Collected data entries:
- - - - - - -

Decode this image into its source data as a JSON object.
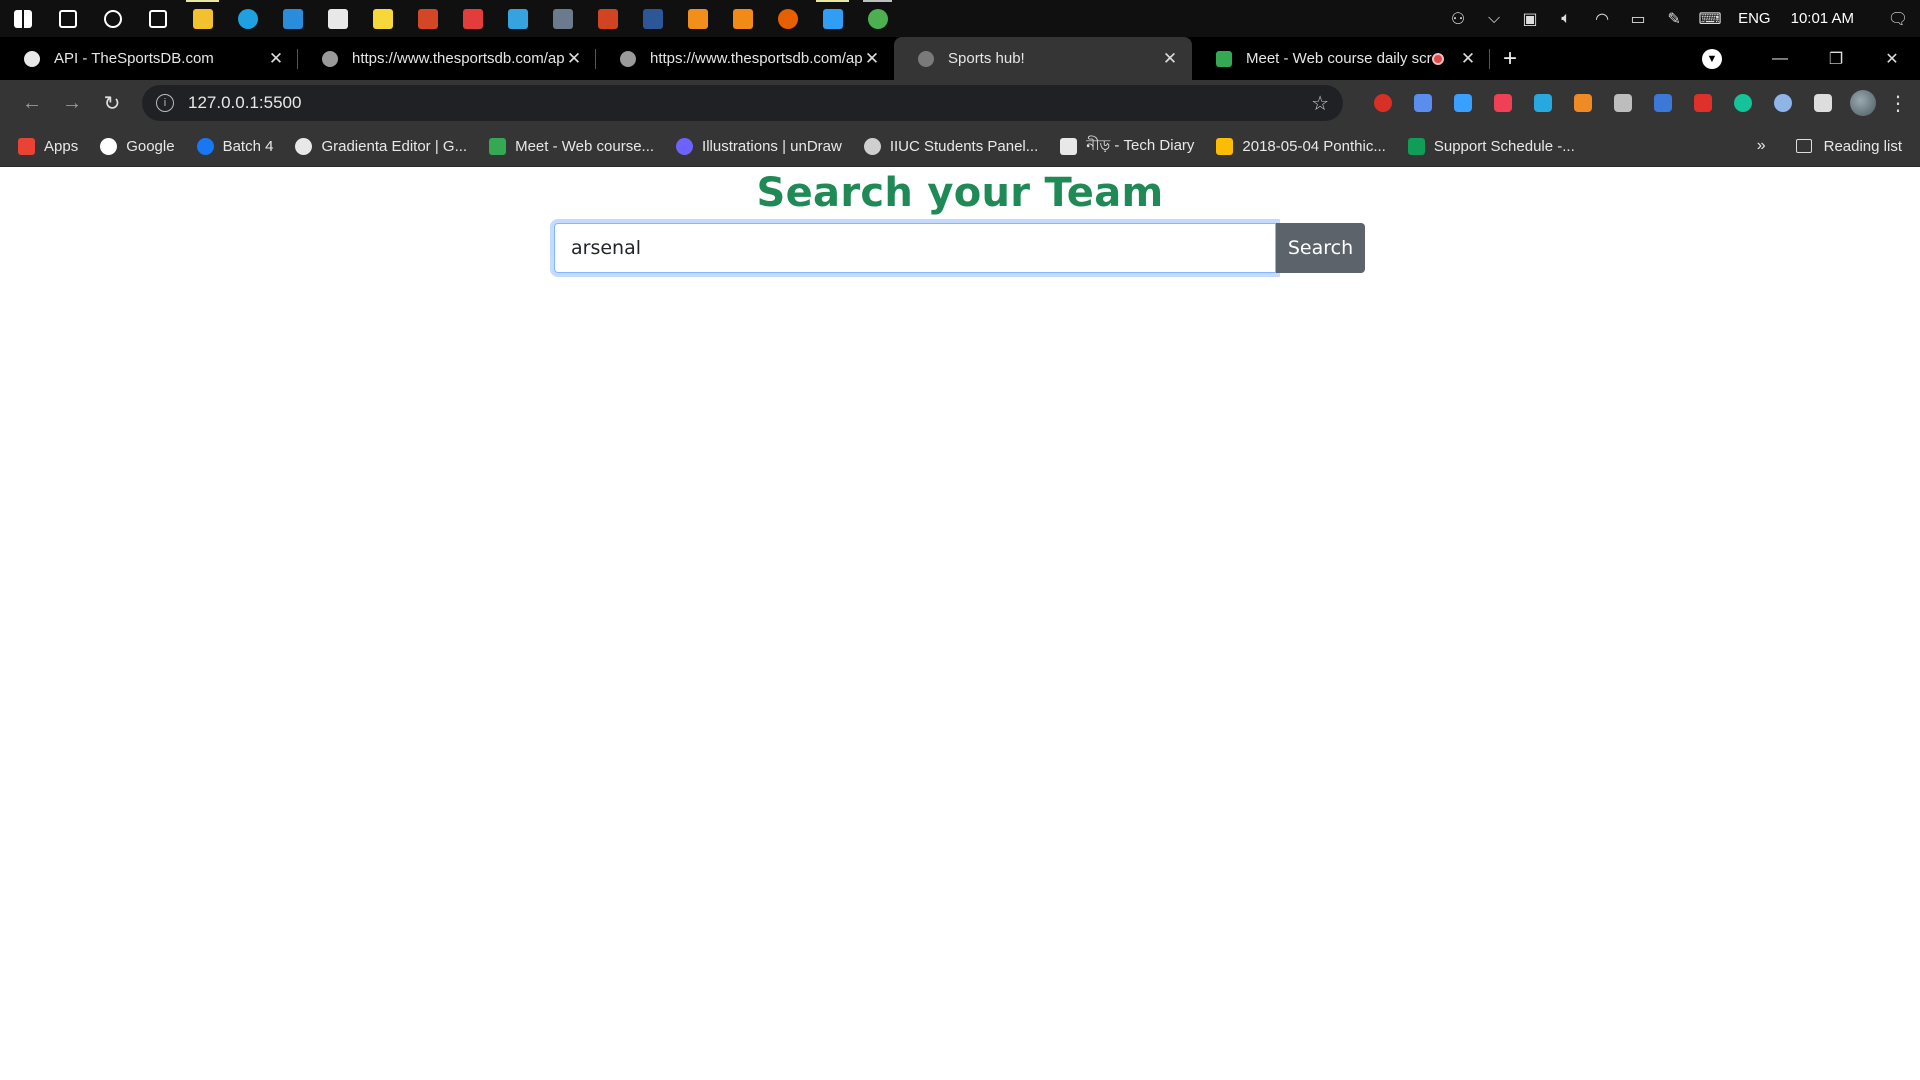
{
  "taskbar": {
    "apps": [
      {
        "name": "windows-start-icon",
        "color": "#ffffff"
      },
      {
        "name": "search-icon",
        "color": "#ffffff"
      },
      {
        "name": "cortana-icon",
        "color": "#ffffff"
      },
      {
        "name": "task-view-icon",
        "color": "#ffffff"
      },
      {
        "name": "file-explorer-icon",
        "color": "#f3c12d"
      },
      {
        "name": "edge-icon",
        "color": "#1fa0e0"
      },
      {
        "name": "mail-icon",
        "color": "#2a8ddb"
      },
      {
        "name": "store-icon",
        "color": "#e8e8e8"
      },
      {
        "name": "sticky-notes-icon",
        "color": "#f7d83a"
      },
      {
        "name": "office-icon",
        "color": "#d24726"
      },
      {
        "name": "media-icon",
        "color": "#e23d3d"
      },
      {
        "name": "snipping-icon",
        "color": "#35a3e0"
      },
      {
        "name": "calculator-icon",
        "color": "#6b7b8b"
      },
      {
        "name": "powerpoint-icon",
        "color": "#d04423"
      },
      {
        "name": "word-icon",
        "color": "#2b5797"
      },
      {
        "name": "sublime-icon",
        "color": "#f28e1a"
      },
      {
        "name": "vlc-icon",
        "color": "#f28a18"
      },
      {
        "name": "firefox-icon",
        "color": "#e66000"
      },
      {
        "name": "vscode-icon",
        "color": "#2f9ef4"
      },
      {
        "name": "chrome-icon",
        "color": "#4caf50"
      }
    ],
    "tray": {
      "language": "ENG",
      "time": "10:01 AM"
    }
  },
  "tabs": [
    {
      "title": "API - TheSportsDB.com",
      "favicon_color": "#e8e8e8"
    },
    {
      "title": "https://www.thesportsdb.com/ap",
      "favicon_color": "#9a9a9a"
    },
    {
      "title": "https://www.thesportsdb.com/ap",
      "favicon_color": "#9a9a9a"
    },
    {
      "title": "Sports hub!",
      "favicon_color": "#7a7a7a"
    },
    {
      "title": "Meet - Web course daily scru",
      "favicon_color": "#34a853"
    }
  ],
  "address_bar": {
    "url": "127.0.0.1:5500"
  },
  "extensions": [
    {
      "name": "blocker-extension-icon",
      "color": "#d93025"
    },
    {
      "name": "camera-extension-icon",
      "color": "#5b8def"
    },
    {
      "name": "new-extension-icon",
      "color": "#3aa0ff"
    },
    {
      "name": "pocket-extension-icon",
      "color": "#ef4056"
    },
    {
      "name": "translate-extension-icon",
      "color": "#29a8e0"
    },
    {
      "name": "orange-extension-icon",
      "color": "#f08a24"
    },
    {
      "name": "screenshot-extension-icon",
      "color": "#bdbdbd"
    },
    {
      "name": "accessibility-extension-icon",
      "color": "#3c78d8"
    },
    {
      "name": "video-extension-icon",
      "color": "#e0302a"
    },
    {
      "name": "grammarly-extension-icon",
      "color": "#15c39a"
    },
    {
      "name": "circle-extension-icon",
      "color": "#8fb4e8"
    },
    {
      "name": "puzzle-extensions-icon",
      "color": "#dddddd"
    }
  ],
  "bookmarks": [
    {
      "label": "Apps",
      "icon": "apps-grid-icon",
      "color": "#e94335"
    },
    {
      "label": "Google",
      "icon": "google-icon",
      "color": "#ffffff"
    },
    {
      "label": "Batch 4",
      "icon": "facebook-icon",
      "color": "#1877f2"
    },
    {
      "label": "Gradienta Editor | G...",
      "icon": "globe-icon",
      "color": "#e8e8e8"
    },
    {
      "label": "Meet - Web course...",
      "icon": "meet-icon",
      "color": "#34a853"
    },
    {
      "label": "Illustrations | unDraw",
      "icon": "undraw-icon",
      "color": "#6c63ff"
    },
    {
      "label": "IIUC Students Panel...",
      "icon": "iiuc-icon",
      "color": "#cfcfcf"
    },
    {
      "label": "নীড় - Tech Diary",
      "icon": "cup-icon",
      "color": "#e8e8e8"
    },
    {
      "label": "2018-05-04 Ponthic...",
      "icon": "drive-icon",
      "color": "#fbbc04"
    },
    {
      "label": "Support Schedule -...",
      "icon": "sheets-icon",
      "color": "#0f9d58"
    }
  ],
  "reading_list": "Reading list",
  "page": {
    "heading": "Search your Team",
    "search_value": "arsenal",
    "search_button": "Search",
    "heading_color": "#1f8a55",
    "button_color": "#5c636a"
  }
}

- - - - - - -

EXERCISE REQUIREMENTS:
Retype every record above exactly as written, but leave out the pictures.

RESULT:
Decode this image into its source data as a JSON object.
{
  "taskbar": {
    "apps": [
      {
        "name": "windows-start-icon",
        "color": "#ffffff"
      },
      {
        "name": "search-icon",
        "color": "#ffffff"
      },
      {
        "name": "cortana-icon",
        "color": "#ffffff"
      },
      {
        "name": "task-view-icon",
        "color": "#ffffff"
      },
      {
        "name": "file-explorer-icon",
        "color": "#f3c12d"
      },
      {
        "name": "edge-icon",
        "color": "#1fa0e0"
      },
      {
        "name": "mail-icon",
        "color": "#2a8ddb"
      },
      {
        "name": "store-icon",
        "color": "#e8e8e8"
      },
      {
        "name": "sticky-notes-icon",
        "color": "#f7d83a"
      },
      {
        "name": "office-icon",
        "color": "#d24726"
      },
      {
        "name": "media-icon",
        "color": "#e23d3d"
      },
      {
        "name": "snipping-icon",
        "color": "#35a3e0"
      },
      {
        "name": "calculator-icon",
        "color": "#6b7b8b"
      },
      {
        "name": "powerpoint-icon",
        "color": "#d04423"
      },
      {
        "name": "word-icon",
        "color": "#2b5797"
      },
      {
        "name": "sublime-icon",
        "color": "#f28e1a"
      },
      {
        "name": "vlc-icon",
        "color": "#f28a18"
      },
      {
        "name": "firefox-icon",
        "color": "#e66000"
      },
      {
        "name": "vscode-icon",
        "color": "#2f9ef4"
      },
      {
        "name": "chrome-icon",
        "color": "#4caf50"
      }
    ],
    "tray": {
      "language": "ENG",
      "time": "10:01 AM"
    }
  },
  "tabs": [
    {
      "title": "API - TheSportsDB.com",
      "favicon_color": "#e8e8e8"
    },
    {
      "title": "https://www.thesportsdb.com/ap",
      "favicon_color": "#9a9a9a"
    },
    {
      "title": "https://www.thesportsdb.com/ap",
      "favicon_color": "#9a9a9a"
    },
    {
      "title": "Sports hub!",
      "favicon_color": "#7a7a7a"
    },
    {
      "title": "Meet - Web course daily scru",
      "favicon_color": "#34a853"
    }
  ],
  "address_bar": {
    "url": "127.0.0.1:5500"
  },
  "extensions": [
    {
      "name": "blocker-extension-icon",
      "color": "#d93025"
    },
    {
      "name": "camera-extension-icon",
      "color": "#5b8def"
    },
    {
      "name": "new-extension-icon",
      "color": "#3aa0ff"
    },
    {
      "name": "pocket-extension-icon",
      "color": "#ef4056"
    },
    {
      "name": "translate-extension-icon",
      "color": "#29a8e0"
    },
    {
      "name": "orange-extension-icon",
      "color": "#f08a24"
    },
    {
      "name": "screenshot-extension-icon",
      "color": "#bdbdbd"
    },
    {
      "name": "accessibility-extension-icon",
      "color": "#3c78d8"
    },
    {
      "name": "video-extension-icon",
      "color": "#e0302a"
    },
    {
      "name": "grammarly-extension-icon",
      "color": "#15c39a"
    },
    {
      "name": "circle-extension-icon",
      "color": "#8fb4e8"
    },
    {
      "name": "puzzle-extensions-icon",
      "color": "#dddddd"
    }
  ],
  "bookmarks": [
    {
      "label": "Apps",
      "icon": "apps-grid-icon",
      "color": "#e94335"
    },
    {
      "label": "Google",
      "icon": "google-icon",
      "color": "#ffffff"
    },
    {
      "label": "Batch 4",
      "icon": "facebook-icon",
      "color": "#1877f2"
    },
    {
      "label": "Gradienta Editor | G...",
      "icon": "globe-icon",
      "color": "#e8e8e8"
    },
    {
      "label": "Meet - Web course...",
      "icon": "meet-icon",
      "color": "#34a853"
    },
    {
      "label": "Illustrations | unDraw",
      "icon": "undraw-icon",
      "color": "#6c63ff"
    },
    {
      "label": "IIUC Students Panel...",
      "icon": "iiuc-icon",
      "color": "#cfcfcf"
    },
    {
      "label": "নীড় - Tech Diary",
      "icon": "cup-icon",
      "color": "#e8e8e8"
    },
    {
      "label": "2018-05-04 Ponthic...",
      "icon": "drive-icon",
      "color": "#fbbc04"
    },
    {
      "label": "Support Schedule -...",
      "icon": "sheets-icon",
      "color": "#0f9d58"
    }
  ],
  "reading_list": "Reading list",
  "page": {
    "heading": "Search your Team",
    "search_value": "arsenal",
    "search_button": "Search",
    "heading_color": "#1f8a55",
    "button_color": "#5c636a"
  }
}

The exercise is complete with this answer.